▶ What is expected: Extract all lines containing "t₂和t₃".

▶ Given records:

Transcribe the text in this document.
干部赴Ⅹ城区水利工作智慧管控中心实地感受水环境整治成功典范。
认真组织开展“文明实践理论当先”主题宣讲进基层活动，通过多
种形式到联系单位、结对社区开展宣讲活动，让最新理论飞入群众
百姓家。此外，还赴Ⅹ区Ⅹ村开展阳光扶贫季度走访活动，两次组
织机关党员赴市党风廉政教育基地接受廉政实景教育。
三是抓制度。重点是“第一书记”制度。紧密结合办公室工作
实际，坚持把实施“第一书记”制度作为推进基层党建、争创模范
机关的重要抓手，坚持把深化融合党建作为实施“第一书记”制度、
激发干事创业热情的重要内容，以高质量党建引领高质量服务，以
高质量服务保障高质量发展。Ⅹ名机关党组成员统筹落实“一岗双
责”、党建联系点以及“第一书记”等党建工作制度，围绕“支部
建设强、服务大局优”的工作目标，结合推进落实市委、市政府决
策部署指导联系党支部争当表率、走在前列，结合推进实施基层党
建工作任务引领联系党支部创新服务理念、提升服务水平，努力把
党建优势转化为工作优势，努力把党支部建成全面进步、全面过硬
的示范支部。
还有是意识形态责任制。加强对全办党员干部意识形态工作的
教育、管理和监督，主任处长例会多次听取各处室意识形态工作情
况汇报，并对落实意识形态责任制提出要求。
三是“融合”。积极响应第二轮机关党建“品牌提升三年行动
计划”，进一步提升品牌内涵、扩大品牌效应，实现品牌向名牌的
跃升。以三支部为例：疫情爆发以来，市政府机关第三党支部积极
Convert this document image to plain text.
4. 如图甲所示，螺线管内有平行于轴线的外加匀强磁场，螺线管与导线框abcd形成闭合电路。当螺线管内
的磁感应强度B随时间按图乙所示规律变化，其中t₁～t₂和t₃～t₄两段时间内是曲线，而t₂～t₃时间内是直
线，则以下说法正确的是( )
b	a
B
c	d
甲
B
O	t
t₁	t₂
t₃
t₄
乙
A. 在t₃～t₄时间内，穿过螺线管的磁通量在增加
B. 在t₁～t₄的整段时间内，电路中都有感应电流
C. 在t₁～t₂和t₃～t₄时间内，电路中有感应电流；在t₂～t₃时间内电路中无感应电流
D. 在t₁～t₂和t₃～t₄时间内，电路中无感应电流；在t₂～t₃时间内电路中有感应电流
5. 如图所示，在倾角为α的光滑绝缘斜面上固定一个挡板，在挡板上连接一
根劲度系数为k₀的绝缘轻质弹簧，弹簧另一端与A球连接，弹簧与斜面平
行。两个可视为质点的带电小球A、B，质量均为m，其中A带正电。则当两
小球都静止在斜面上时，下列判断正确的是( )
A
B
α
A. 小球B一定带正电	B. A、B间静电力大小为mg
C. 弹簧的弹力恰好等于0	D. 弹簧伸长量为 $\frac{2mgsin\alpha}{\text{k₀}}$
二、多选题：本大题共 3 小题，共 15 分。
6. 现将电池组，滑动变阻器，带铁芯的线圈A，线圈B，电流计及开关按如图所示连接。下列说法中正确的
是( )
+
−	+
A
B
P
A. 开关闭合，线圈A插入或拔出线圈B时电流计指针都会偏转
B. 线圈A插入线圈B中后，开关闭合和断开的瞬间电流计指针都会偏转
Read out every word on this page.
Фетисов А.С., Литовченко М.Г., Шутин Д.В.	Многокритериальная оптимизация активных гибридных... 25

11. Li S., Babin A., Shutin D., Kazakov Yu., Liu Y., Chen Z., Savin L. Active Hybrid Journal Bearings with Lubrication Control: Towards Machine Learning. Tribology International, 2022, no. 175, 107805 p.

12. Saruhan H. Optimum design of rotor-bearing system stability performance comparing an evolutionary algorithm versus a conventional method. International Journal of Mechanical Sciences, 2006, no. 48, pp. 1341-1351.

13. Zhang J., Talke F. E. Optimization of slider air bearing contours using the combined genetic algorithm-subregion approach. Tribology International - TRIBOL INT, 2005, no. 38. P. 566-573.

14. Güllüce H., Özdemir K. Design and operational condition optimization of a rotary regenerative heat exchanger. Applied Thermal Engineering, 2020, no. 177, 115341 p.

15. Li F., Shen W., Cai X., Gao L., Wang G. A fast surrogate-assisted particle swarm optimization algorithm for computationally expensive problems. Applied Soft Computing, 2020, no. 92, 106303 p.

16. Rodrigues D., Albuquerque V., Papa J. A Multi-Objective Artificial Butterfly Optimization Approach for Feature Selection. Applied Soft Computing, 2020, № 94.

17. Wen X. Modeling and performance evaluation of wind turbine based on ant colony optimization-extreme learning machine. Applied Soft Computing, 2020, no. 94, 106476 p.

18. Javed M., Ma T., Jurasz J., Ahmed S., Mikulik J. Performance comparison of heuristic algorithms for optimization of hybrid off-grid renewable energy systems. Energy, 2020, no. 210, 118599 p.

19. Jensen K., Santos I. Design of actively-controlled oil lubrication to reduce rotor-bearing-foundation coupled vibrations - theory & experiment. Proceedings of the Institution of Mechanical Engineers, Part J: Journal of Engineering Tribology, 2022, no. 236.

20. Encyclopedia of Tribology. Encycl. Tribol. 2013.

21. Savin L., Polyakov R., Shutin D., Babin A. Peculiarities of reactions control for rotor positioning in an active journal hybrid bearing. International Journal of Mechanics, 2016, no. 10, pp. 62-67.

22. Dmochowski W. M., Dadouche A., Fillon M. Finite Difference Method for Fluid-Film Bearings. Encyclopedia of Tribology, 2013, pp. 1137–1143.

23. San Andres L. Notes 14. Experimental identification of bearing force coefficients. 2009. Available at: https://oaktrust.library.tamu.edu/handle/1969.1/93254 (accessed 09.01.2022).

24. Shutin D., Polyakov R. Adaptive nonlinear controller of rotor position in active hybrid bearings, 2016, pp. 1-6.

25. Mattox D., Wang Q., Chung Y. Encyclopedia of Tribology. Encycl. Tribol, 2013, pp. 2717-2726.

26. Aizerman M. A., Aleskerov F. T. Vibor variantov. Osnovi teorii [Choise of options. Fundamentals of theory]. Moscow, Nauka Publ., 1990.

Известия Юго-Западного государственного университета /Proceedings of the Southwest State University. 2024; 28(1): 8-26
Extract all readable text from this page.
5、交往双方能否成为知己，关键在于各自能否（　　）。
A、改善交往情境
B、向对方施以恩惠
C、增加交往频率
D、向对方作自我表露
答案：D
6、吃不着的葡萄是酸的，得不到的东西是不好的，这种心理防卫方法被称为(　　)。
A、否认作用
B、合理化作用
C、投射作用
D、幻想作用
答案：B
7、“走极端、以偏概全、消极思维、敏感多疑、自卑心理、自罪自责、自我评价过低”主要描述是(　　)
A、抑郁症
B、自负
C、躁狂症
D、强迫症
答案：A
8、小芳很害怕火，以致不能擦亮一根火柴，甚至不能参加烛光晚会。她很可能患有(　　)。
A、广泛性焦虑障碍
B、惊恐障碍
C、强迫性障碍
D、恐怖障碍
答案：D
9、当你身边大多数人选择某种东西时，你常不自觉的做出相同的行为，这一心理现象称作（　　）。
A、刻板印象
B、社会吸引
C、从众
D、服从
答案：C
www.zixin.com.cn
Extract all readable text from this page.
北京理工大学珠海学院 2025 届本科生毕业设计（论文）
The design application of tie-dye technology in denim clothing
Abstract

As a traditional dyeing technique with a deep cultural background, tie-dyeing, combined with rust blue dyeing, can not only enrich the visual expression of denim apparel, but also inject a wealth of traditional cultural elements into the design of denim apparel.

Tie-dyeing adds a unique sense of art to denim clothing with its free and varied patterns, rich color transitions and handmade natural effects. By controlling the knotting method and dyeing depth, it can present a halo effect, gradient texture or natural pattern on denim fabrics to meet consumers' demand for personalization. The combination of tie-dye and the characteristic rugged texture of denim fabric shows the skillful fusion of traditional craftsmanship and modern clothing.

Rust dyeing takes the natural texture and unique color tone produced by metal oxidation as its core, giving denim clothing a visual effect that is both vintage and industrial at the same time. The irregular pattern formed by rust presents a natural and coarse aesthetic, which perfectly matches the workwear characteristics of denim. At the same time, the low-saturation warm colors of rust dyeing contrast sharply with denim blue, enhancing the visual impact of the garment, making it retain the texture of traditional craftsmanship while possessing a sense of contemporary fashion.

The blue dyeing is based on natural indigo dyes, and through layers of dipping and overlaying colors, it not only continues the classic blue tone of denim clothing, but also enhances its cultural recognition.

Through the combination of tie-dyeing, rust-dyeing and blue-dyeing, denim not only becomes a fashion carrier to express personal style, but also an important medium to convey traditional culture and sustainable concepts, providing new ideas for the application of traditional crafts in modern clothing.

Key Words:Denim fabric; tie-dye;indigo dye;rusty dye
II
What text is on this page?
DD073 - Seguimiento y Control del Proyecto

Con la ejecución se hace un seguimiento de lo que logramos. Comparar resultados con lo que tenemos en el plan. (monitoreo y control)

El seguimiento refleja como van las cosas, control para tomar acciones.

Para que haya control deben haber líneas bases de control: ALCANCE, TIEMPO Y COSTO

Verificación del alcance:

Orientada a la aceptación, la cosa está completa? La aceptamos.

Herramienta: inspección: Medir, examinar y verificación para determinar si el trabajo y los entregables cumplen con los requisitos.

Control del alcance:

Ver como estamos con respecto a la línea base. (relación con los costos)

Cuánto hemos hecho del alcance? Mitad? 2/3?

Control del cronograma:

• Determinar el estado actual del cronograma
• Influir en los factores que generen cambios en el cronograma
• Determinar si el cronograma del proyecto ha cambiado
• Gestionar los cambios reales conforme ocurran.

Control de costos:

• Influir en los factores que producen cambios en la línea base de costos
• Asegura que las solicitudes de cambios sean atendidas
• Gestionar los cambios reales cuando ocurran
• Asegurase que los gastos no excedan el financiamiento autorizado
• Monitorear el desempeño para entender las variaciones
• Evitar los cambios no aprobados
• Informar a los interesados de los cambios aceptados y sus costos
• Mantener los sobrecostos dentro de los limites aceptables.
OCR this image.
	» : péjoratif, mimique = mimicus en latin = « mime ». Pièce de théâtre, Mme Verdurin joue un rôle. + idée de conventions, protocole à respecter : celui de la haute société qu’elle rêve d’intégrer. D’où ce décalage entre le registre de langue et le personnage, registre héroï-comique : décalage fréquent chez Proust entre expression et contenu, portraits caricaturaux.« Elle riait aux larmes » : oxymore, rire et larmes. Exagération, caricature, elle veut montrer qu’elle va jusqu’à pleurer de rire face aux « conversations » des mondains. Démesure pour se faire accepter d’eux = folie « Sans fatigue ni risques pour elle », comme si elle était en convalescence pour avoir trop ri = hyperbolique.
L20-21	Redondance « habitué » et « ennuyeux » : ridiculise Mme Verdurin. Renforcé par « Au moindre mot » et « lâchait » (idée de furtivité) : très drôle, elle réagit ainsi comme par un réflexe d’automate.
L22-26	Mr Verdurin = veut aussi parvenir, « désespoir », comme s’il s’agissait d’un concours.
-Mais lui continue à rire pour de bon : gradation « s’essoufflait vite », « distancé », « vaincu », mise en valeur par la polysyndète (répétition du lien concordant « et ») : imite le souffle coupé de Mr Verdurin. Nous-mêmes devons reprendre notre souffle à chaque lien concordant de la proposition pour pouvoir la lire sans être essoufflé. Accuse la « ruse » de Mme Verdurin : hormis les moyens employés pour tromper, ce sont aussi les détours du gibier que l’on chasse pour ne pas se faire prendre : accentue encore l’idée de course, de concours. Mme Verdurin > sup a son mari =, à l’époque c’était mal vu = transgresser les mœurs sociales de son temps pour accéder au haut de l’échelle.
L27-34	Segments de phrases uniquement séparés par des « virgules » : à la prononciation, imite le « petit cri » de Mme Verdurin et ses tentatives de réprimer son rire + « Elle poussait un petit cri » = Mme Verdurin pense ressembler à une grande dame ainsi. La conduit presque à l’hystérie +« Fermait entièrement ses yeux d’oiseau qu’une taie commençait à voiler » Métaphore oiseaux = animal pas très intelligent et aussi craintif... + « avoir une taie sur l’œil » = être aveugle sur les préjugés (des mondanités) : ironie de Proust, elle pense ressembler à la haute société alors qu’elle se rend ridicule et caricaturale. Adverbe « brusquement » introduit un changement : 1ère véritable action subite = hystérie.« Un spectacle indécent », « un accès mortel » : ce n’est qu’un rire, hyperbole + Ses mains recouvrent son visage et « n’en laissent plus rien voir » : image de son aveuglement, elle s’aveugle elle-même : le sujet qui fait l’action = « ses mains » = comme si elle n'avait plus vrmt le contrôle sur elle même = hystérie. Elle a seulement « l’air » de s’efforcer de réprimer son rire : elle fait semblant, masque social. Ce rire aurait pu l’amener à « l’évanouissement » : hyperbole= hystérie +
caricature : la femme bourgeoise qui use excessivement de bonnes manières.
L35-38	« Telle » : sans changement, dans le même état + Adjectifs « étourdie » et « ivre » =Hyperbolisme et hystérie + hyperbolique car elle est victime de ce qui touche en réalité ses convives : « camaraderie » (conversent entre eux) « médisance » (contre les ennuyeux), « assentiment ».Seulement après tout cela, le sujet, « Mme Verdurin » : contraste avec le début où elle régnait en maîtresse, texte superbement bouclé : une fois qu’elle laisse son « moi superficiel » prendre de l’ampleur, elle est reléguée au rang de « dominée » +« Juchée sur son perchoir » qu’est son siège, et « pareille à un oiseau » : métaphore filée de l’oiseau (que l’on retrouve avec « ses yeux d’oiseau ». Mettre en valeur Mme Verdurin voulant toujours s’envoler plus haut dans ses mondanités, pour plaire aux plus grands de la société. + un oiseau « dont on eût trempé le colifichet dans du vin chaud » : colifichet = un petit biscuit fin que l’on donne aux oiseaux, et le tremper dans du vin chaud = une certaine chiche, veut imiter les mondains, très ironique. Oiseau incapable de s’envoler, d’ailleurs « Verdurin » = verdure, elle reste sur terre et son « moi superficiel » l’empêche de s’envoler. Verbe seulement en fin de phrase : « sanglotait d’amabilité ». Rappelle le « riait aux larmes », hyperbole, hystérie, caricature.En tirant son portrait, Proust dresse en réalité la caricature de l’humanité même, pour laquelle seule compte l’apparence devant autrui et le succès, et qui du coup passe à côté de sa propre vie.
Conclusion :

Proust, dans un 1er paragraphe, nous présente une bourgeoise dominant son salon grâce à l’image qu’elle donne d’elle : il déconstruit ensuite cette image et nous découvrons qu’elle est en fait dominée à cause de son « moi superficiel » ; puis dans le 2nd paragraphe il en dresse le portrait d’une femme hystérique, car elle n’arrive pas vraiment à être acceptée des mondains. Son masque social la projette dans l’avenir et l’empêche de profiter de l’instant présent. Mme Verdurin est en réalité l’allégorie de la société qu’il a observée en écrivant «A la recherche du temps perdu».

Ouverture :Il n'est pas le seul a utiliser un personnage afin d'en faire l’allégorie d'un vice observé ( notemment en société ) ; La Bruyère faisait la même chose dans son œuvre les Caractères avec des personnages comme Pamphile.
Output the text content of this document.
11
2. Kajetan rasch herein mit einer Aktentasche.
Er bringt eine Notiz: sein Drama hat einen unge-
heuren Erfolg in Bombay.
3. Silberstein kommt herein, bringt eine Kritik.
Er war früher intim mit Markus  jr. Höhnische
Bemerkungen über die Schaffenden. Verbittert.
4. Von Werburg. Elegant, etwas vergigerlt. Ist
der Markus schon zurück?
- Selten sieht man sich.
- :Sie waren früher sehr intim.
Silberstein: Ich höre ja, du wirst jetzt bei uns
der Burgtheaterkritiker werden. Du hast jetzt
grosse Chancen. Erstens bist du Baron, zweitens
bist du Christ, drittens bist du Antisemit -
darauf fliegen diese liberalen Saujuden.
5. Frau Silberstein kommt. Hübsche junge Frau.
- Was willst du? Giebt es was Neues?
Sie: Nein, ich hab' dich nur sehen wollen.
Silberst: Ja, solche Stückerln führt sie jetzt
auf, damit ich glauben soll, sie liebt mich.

▶ Expected output:
的磁感应强度B随时间按图乙所示规律变化，其中t₁～t₂和t₃～t₄两段时间内是曲线，而t₂～t₃时间内是直
C. 在t₁～t₂和t₃～t₄时间内，电路中有感应电流；在t₂～t₃时间内电路中无感应电流
D. 在t₁～t₂和t₃～t₄时间内，电路中无感应电流；在t₂～t₃时间内电路中有感应电流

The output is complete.